STATED GOAL: Report, as a bare number, how many lines hold "утратившей".

## START

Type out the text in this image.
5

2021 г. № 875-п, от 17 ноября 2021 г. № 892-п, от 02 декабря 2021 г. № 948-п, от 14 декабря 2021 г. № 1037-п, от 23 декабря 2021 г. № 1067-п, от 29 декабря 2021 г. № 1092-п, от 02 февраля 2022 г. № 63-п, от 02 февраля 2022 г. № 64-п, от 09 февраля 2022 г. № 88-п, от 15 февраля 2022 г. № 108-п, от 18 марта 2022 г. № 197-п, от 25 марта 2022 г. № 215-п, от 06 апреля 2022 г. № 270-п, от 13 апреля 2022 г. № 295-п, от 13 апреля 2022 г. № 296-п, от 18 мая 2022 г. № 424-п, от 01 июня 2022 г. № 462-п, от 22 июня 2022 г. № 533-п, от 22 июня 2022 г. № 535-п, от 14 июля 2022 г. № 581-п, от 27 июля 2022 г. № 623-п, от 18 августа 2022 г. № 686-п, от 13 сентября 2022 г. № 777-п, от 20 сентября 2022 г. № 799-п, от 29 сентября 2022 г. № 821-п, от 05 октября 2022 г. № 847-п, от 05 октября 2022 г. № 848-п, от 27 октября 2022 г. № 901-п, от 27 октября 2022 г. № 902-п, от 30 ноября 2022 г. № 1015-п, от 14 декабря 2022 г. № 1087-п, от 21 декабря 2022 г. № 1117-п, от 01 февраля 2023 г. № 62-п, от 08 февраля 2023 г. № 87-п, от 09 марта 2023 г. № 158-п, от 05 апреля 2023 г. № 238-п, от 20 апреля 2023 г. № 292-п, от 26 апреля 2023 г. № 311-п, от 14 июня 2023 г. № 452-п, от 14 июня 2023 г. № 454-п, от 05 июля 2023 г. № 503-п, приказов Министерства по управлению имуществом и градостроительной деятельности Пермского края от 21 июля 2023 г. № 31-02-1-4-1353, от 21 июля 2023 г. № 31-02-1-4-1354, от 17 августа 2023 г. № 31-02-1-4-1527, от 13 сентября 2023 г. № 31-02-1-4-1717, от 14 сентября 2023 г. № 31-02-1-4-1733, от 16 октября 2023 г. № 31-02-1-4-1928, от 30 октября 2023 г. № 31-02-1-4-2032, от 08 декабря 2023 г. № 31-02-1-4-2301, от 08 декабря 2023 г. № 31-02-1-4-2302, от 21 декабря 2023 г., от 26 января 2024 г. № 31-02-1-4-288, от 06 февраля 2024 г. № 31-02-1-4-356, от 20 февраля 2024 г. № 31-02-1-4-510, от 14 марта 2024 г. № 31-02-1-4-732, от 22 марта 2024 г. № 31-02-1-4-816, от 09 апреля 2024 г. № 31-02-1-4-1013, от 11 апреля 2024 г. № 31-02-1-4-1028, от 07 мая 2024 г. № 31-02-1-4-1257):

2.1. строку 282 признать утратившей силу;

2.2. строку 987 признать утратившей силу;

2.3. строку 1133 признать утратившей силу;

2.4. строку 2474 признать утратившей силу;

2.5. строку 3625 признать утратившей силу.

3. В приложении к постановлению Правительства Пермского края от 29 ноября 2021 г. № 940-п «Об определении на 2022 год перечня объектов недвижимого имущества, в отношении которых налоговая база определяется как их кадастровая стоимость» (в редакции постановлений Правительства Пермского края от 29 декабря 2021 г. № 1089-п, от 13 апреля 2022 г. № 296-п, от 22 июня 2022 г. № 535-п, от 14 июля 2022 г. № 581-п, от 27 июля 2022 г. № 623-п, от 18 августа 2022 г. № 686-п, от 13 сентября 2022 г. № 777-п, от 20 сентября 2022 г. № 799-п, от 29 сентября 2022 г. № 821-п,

## END

OUTPUT OF THE TASK: 5